>> begin SOURCE MATERIAL
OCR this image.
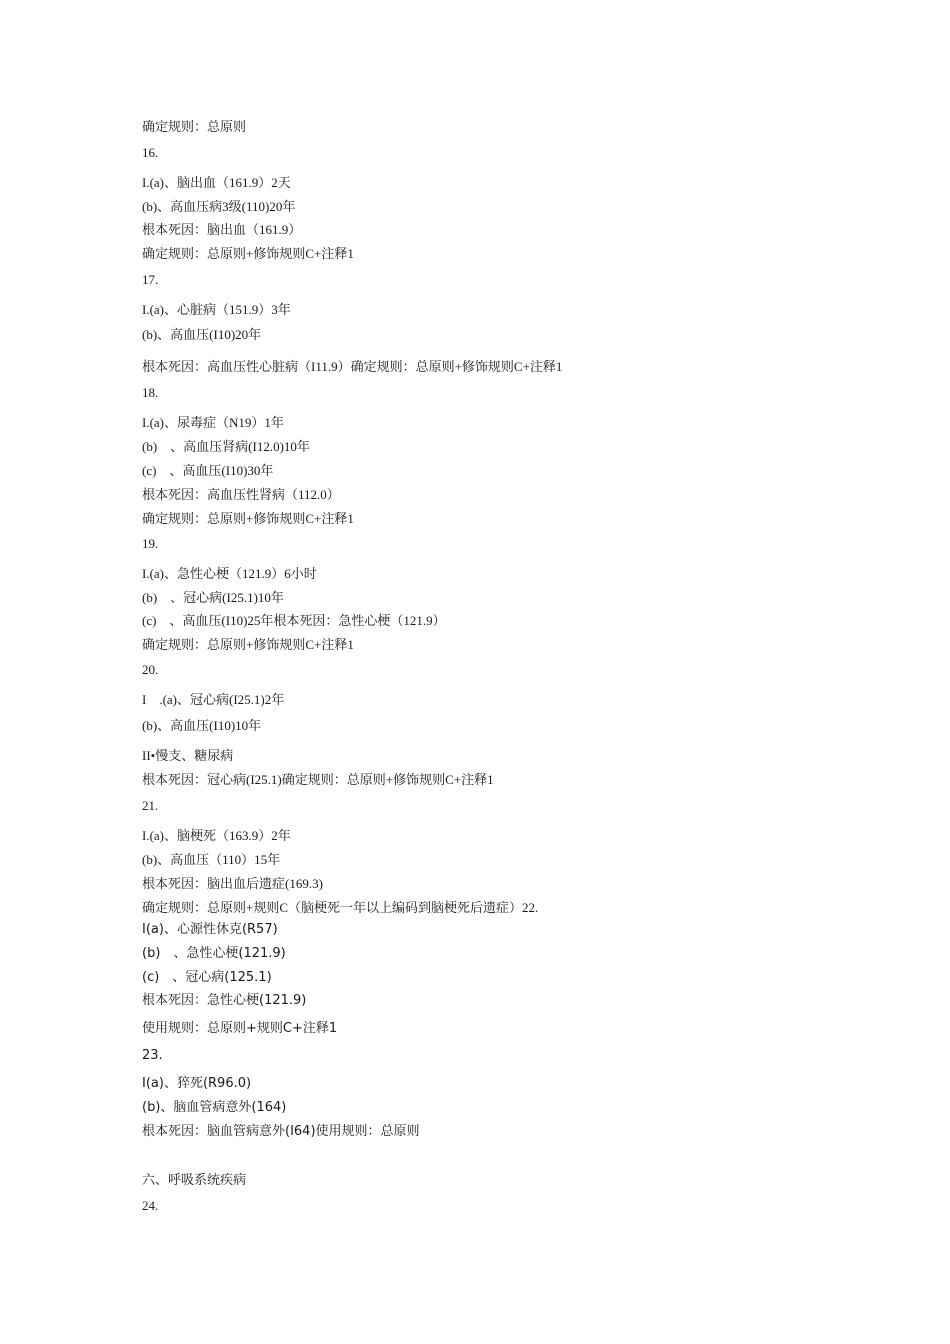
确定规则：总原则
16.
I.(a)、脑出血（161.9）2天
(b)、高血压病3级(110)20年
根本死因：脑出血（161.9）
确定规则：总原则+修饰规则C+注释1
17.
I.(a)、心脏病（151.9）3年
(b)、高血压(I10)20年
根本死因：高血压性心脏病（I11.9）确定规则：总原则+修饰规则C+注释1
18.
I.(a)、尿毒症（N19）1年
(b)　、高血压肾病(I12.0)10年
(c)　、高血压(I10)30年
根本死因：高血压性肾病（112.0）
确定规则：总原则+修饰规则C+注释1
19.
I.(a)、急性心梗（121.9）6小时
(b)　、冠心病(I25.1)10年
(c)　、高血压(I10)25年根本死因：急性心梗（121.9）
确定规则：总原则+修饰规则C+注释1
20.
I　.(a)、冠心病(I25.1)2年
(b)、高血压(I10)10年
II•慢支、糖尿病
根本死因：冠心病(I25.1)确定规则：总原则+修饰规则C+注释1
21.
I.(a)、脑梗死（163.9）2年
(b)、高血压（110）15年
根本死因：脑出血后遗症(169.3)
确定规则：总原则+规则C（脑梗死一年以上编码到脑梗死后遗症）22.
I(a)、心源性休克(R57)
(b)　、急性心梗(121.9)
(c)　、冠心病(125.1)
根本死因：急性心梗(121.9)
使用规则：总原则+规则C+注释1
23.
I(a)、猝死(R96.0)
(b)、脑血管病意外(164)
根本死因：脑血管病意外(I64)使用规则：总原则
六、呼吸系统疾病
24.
>> end SOURCE MATERIAL
WRITTEN PROBLEM ▸ Identify the lines above that contain the word "脑血管病意外", then copy them.

RESULT OF THIS EXERCISE ▸
(b)、脑血管病意外(164)
根本死因：脑血管病意外(I64)使用规则：总原则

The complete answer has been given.